Take the material and output all of it exactly.
┌────────
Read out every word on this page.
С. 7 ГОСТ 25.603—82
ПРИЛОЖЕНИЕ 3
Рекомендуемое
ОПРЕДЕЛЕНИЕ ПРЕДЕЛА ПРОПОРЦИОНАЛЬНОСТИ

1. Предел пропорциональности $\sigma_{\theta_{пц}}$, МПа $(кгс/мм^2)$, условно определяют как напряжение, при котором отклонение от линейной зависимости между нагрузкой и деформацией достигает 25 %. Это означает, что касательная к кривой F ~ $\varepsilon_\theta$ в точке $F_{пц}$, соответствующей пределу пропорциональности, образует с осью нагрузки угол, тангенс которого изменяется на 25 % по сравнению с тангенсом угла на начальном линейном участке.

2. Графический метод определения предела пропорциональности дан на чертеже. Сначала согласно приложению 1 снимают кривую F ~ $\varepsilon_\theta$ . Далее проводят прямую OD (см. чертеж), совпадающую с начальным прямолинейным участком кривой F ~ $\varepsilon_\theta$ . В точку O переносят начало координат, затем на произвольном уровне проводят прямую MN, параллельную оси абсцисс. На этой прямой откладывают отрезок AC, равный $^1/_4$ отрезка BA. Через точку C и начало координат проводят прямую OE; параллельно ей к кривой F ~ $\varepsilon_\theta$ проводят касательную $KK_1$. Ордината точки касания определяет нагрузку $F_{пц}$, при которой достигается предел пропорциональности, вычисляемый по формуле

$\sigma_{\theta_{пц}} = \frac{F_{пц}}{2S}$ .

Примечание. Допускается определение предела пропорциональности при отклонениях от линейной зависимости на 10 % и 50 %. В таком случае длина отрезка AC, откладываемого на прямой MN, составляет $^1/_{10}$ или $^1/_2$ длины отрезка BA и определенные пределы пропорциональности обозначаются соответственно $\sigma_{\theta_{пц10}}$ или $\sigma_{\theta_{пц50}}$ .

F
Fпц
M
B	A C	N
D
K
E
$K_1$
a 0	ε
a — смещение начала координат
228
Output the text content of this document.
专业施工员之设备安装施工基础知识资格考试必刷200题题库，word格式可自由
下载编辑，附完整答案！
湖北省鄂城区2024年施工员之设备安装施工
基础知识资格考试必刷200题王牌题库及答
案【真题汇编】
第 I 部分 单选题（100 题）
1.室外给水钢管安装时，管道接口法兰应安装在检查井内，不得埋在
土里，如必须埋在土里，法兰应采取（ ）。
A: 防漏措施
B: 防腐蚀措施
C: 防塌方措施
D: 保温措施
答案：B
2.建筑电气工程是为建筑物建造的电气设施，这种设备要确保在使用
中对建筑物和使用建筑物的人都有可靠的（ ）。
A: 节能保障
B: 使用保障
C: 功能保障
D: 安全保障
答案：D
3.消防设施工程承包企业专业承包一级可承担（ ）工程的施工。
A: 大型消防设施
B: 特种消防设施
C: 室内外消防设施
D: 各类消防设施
└────────
**In response**
Read out every word on this page.
С. 7 ГОСТ 25.603—82
ПРИЛОЖЕНИЕ 3
Рекомендуемое
ОПРЕДЕЛЕНИЕ ПРЕДЕЛА ПРОПОРЦИОНАЛЬНОСТИ

1. Предел пропорциональности $\sigma_{\theta_{пц}}$, МПа $(кгс/мм^2)$, условно определяют как напряжение, при котором отклонение от линейной зависимости между нагрузкой и деформацией достигает 25 %. Это означает, что касательная к кривой F ~ $\varepsilon_\theta$ в точке $F_{пц}$, соответствующей пределу пропорциональности, образует с осью нагрузки угол, тангенс которого изменяется на 25 % по сравнению с тангенсом угла на начальном линейном участке.

2. Графический метод определения предела пропорциональности дан на чертеже. Сначала согласно приложению 1 снимают кривую F ~ $\varepsilon_\theta$ . Далее проводят прямую OD (см. чертеж), совпадающую с начальным прямолинейным участком кривой F ~ $\varepsilon_\theta$ . В точку O переносят начало координат, затем на произвольном уровне проводят прямую MN, параллельную оси абсцисс. На этой прямой откладывают отрезок AC, равный $^1/_4$ отрезка BA. Через точку C и начало координат проводят прямую OE; параллельно ей к кривой F ~ $\varepsilon_\theta$ проводят касательную $KK_1$. Ордината точки касания определяет нагрузку $F_{пц}$, при которой достигается предел пропорциональности, вычисляемый по формуле

$\sigma_{\theta_{пц}} = \frac{F_{пц}}{2S}$ .

Примечание. Допускается определение предела пропорциональности при отклонениях от линейной зависимости на 10 % и 50 %. В таком случае длина отрезка AC, откладываемого на прямой MN, составляет $^1/_{10}$ или $^1/_2$ длины отрезка BA и определенные пределы пропорциональности обозначаются соответственно $\sigma_{\theta_{пц10}}$ или $\sigma_{\theta_{пц50}}$ .

F
Fпц
M
B	A C	N
D
K
E
$K_1$
a 0	ε
a — смещение начала координат
228
Output the text content of this document.
专业施工员之设备安装施工基础知识资格考试必刷200题题库，word格式可自由
下载编辑，附完整答案！
湖北省鄂城区2024年施工员之设备安装施工
基础知识资格考试必刷200题王牌题库及答
案【真题汇编】
第 I 部分 单选题（100 题）
1.室外给水钢管安装时，管道接口法兰应安装在检查井内，不得埋在
土里，如必须埋在土里，法兰应采取（ ）。
A: 防漏措施
B: 防腐蚀措施
C: 防塌方措施
D: 保温措施
答案：B
2.建筑电气工程是为建筑物建造的电气设施，这种设备要确保在使用
中对建筑物和使用建筑物的人都有可靠的（ ）。
A: 节能保障
B: 使用保障
C: 功能保障
D: 安全保障
答案：D
3.消防设施工程承包企业专业承包一级可承担（ ）工程的施工。
A: 大型消防设施
B: 特种消防设施
C: 室内外消防设施
D: 各类消防设施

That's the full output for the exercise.